**SELECTED EXCERPT**
----

Part of this is also caused by the problem that CPU time accounting in any system is not 100% accurate - it works on "clock-ticks" and similar things, so the time used by for example an interrupt to service a network packet coming in, or the hard disk servicing interrupt, or the timer interrupt to say "another millisecond ticked by" these all account into "the currently running process". Assuming this is Windows, there is a further "feature", and that is that for historical and other reasons, std::clock() simply returns the time now, not actually the time used by your process. So for exampple:
t = clock();
cin >> x;
t = clock() - t;
would leave t with a time of 10 seconds if it took ten seconds to input the value of x, even though 9.999 of those ten seconds were spent in the idle process, not your program.

C++ , Timer, Milliseconds

#include <iostream>
#include <conio.h>
#include <ctime>
using namespace std;
double diffclock(clock_t clock1,clock_t clock2)
{
double diffticks=clock1-clock2;
double diffms=(diffticks)/(CLOCKS_PER_SEC/1000);
return diffms;
}
int main()
{
clock_t start = clock();
for(int i=0;;i++)
{
if(i==10000)break;
}
clock_t end = clock();
cout << diffclock(start,end)<<endl;
getch();
return 0;
}
So my problems comes to that it returns me a 0, well to be stright i want to check how much time my program does operate...
I found tons of crap over the internet well mostly it comes to the same point of getting a 0 beacuse the start and the end is the same
This problems goes to C++ remeber : <

There are a few problems in here. The first is that you obviously switched start and stop time when passing to diffclock() function. The second problem is optimization. Any reasonably smart compiler with optimizations enabled would simply throw the entire loop away as it does not have any side effects. But even you fix the above problems, the program would most likely still print 0. If you try to imagine doing billions operations per second, throw sophisticated out of order execution, prediction and tons of other technologies employed by modern CPUs, even a CPU may optimize your loop away. But even if it doesn't, you'd need a lot more than 10K iterations in order to make it run longer. You'd probably need your program to run for a second or two in order to get clock() reflect anything.
But the most important problem is clock() itself. That function is not suitable for any time of performance measurements whatsoever. What it does is gives you an approximation of processor time used by the program. Aside of vague nature of the approximation method that might be used by any given implementation (since standard doesn't require it of anything specific), POSIX standard also requires CLOCKS_PER_SEC to be equal to 1000000 independent of the actual resolution. In other words — it doesn't matter how precise the clock is, it doesn't matter at what frequency your CPU is running. To put simply — it is a totally useless number and therefore a totally useless function. The only reason why it still exists is probably for historical reasons. So, please do not use it.

----

**Layout element entries**
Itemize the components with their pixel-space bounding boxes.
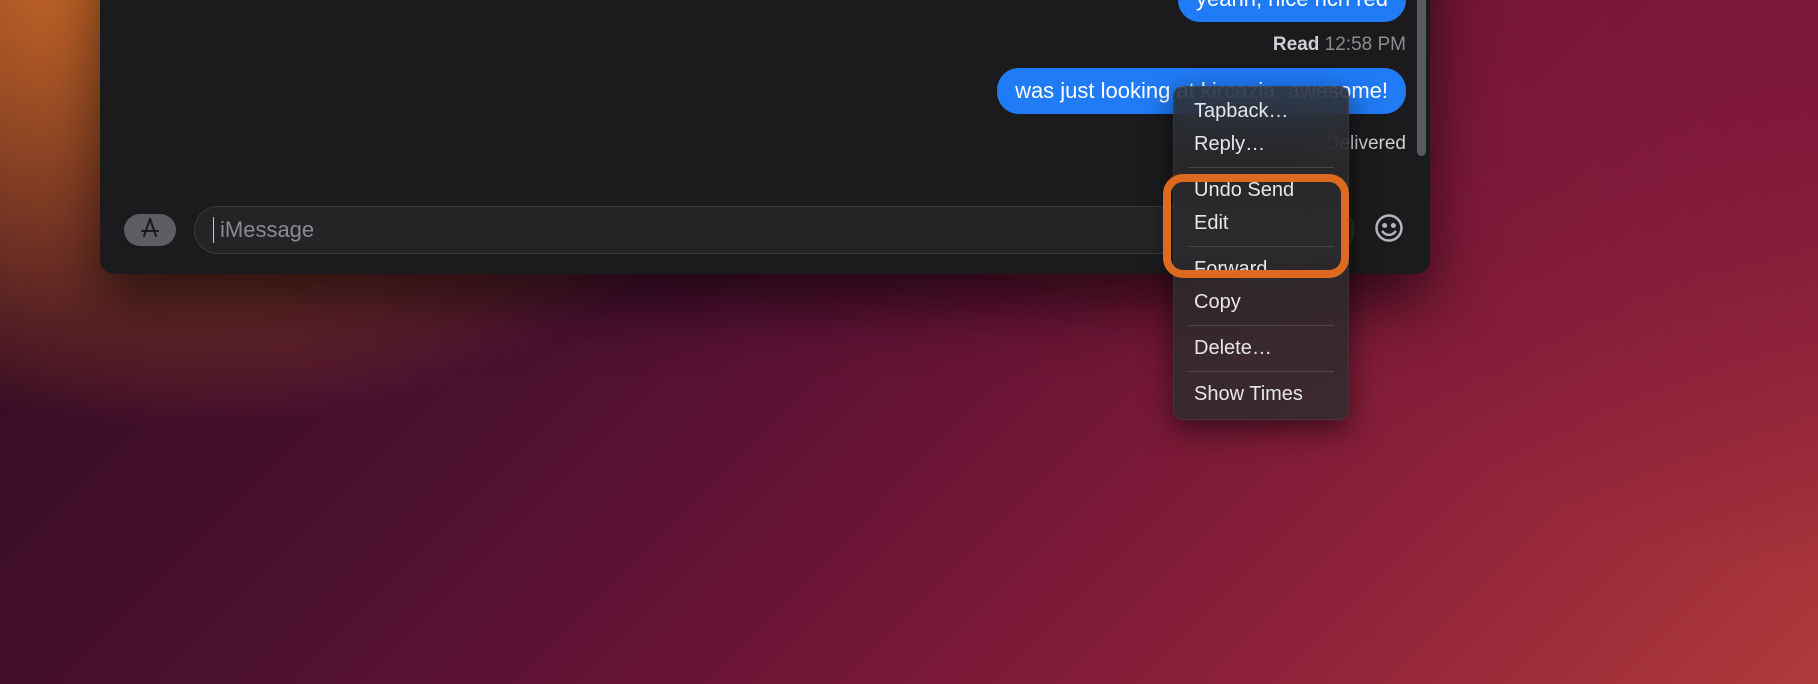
menu-separator (1188, 246, 1334, 247)
scrollbar-thumb[interactable] (1417, 0, 1426, 156)
menu-item-delete[interactable]: Delete… (1174, 332, 1348, 365)
app-store-icon (138, 216, 162, 245)
text-cursor (213, 217, 214, 243)
message-bubble[interactable]: yeahh, nice rich red (1178, 0, 1406, 22)
menu-separator (1188, 167, 1334, 168)
message-context-menu: Tapback… Reply… Undo Send Edit Forward… … (1173, 86, 1349, 420)
menu-item-reply[interactable]: Reply… (1174, 128, 1348, 161)
menu-item-copy[interactable]: Copy (1174, 286, 1348, 319)
menu-separator (1188, 371, 1334, 372)
menu-item-show-times[interactable]: Show Times (1174, 378, 1348, 411)
menu-item-undo-send[interactable]: Undo Send (1174, 174, 1348, 207)
read-label: Read (1273, 34, 1319, 55)
menu-item-edit[interactable]: Edit (1174, 207, 1348, 240)
read-time: 12:58 PM (1325, 34, 1406, 55)
menu-separator (1188, 325, 1334, 326)
read-receipt: Read 12:58 PM (1273, 34, 1406, 56)
smiley-icon (1374, 213, 1404, 248)
menu-item-forward[interactable]: Forward… (1174, 253, 1348, 286)
compose-placeholder: iMessage (220, 217, 314, 243)
emoji-picker-button[interactable] (1372, 213, 1406, 247)
apps-button[interactable] (124, 214, 176, 246)
menu-item-tapback[interactable]: Tapback… (1174, 95, 1348, 128)
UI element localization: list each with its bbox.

----

**GOAL 1**
Which header files does the code in the clock() timing thread include? Give each one.
**GOAL 2**
Copy out the lines of the records, beginning with the line containing "menu-separator (1188, 246, 1334, 247)" and ending after the line containing "emoji-picker-button[interactable] (1372, 213, 1406, 247)".

**REPLY 1**
iostream, conio.h, ctime

**REPLY 2**
menu-separator (1188, 246, 1334, 247)
scrollbar-thumb[interactable] (1417, 0, 1426, 156)
menu-item-delete[interactable]: Delete… (1174, 332, 1348, 365)
app-store-icon (138, 216, 162, 245)
text-cursor (213, 217, 214, 243)
message-bubble[interactable]: yeahh, nice rich red (1178, 0, 1406, 22)
menu-separator (1188, 167, 1334, 168)
message-context-menu: Tapback… Reply… Undo Send Edit Forward… … (1173, 86, 1349, 420)
menu-item-reply[interactable]: Reply… (1174, 128, 1348, 161)
menu-item-copy[interactable]: Copy (1174, 286, 1348, 319)
menu-separator (1188, 371, 1334, 372)
menu-item-show-times[interactable]: Show Times (1174, 378, 1348, 411)
menu-item-undo-send[interactable]: Undo Send (1174, 174, 1348, 207)
read-label: Read (1273, 34, 1319, 55)
menu-item-edit[interactable]: Edit (1174, 207, 1348, 240)
read-time: 12:58 PM (1325, 34, 1406, 55)
menu-separator (1188, 325, 1334, 326)
read-receipt: Read 12:58 PM (1273, 34, 1406, 56)
smiley-icon (1374, 213, 1404, 248)
menu-item-forward[interactable]: Forward… (1174, 253, 1348, 286)
compose-placeholder: iMessage (220, 217, 314, 243)
emoji-picker-button[interactable] (1372, 213, 1406, 247)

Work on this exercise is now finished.